» **SET PROBLEM**: Locate each line in the records containing "values". Copy it.

» **RECORDS TO USE**:
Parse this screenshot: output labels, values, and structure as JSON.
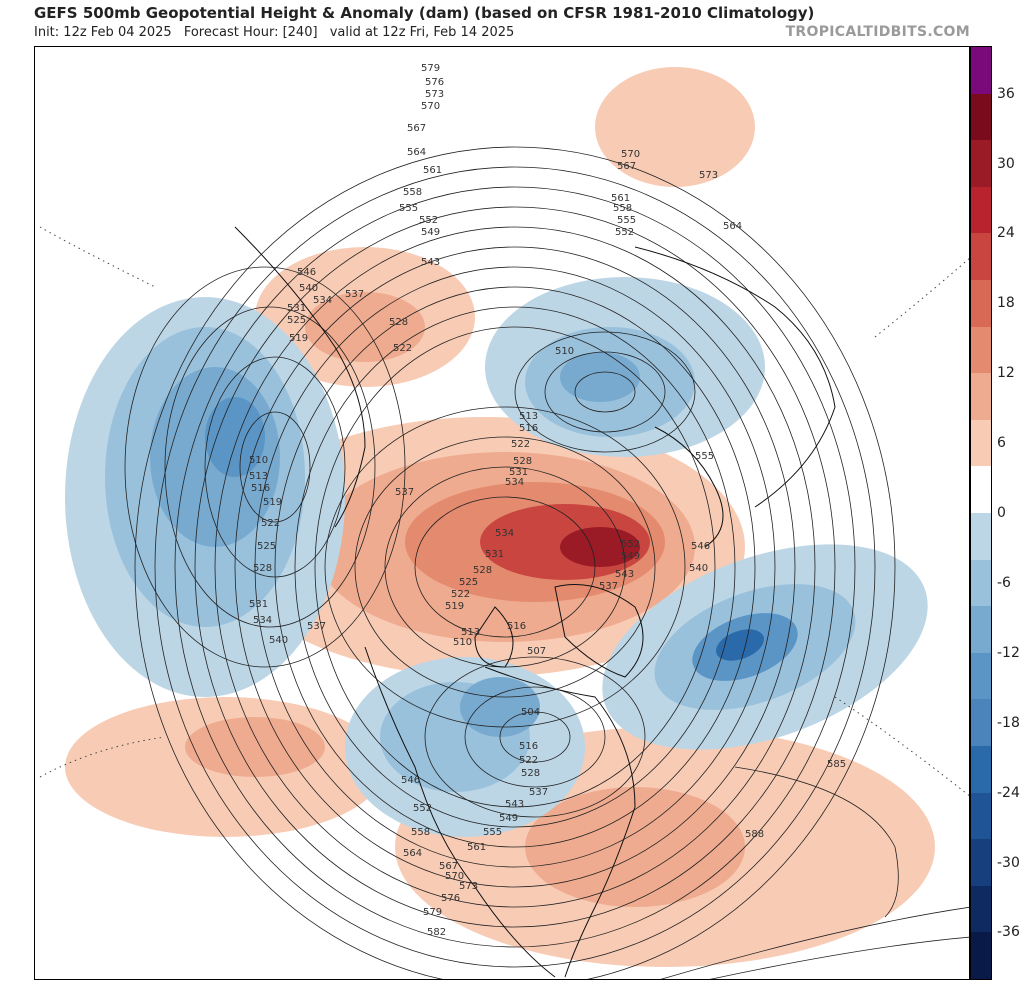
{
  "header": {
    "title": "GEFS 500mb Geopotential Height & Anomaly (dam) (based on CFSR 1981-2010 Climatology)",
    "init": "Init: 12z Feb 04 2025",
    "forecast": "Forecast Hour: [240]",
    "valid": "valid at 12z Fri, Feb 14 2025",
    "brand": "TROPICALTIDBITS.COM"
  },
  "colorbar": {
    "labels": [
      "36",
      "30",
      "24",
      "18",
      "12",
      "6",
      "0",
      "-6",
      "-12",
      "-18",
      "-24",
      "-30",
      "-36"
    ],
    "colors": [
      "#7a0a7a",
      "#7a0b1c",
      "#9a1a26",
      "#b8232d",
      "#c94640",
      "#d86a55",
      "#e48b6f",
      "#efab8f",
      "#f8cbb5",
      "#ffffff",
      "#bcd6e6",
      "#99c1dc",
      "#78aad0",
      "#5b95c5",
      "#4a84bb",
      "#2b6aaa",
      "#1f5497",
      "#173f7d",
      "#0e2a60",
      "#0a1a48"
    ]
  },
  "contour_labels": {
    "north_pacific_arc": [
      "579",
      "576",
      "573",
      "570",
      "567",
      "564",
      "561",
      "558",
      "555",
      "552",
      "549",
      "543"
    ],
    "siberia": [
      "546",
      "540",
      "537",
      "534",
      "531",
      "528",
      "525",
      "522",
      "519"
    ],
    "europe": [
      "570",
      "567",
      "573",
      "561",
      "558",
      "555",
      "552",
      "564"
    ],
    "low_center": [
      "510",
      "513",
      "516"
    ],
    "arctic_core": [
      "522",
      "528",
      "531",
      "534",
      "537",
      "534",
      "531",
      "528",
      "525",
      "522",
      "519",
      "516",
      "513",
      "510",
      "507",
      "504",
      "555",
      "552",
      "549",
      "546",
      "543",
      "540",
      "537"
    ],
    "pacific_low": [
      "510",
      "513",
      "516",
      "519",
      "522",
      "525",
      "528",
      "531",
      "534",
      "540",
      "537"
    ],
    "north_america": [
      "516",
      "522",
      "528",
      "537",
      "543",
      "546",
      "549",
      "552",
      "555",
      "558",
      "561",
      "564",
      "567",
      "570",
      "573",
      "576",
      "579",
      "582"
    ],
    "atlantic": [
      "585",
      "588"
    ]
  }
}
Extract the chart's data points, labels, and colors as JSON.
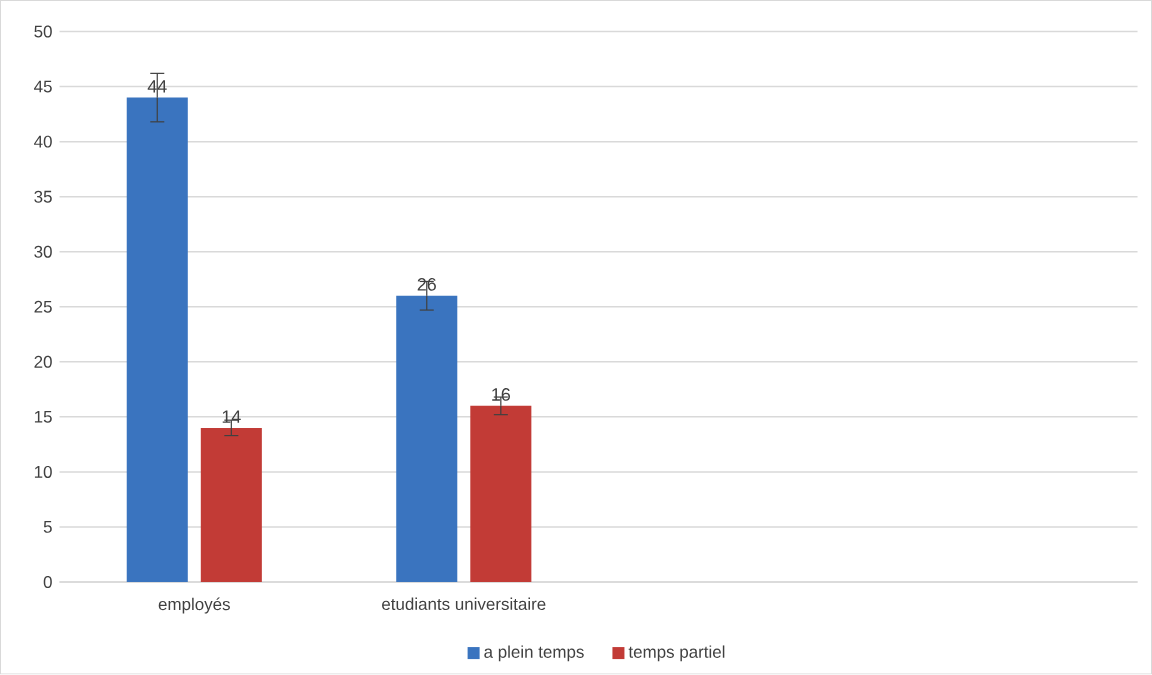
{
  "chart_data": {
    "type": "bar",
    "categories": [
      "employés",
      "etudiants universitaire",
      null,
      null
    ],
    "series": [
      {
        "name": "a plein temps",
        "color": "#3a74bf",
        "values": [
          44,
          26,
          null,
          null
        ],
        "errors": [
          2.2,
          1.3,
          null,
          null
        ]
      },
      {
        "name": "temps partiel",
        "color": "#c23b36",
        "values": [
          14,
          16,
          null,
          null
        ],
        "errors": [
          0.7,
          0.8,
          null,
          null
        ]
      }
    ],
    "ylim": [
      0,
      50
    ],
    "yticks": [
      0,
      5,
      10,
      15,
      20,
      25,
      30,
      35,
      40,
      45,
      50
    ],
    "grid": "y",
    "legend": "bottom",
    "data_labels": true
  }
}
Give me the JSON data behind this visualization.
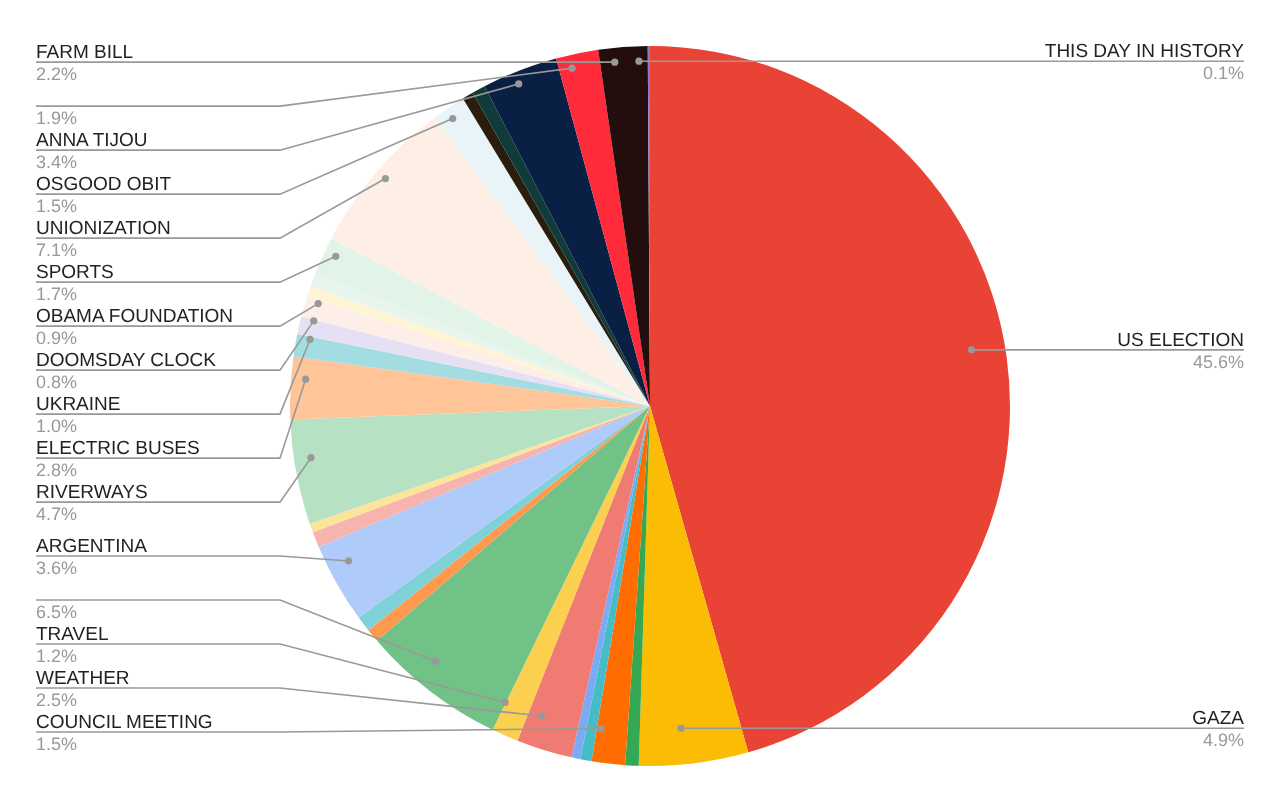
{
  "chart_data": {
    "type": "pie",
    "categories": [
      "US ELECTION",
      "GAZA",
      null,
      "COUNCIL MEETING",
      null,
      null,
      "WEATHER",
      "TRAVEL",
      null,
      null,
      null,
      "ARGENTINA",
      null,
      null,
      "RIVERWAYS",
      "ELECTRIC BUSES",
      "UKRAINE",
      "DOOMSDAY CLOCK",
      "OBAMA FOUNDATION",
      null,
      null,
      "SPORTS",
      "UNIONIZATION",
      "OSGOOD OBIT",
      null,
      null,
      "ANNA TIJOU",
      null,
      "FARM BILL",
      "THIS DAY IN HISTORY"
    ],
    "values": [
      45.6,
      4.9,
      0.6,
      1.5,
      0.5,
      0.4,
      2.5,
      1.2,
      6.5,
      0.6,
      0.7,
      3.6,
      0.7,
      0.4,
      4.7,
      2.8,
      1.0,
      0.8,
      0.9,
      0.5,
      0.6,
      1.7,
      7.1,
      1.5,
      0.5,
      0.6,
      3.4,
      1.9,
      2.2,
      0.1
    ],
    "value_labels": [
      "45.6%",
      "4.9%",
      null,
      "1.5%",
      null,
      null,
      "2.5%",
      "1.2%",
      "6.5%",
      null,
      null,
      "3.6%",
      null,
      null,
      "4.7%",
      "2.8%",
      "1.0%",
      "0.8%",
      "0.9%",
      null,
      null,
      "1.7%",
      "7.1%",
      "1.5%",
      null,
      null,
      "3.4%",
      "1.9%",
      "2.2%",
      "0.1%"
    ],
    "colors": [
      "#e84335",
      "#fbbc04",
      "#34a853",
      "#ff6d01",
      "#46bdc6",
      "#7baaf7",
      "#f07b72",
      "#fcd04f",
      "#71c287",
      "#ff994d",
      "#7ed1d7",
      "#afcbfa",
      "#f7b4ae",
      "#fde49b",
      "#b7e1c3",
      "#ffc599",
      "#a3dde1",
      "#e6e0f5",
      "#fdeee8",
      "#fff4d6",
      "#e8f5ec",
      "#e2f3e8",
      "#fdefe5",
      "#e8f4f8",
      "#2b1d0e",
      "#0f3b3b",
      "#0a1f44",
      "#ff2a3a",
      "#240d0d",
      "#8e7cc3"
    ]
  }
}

» **FULL SOLUTION**:
Parse this screenshot: output labels, values, and structure as JSON.
        "values": [
        "values": [
    "values": [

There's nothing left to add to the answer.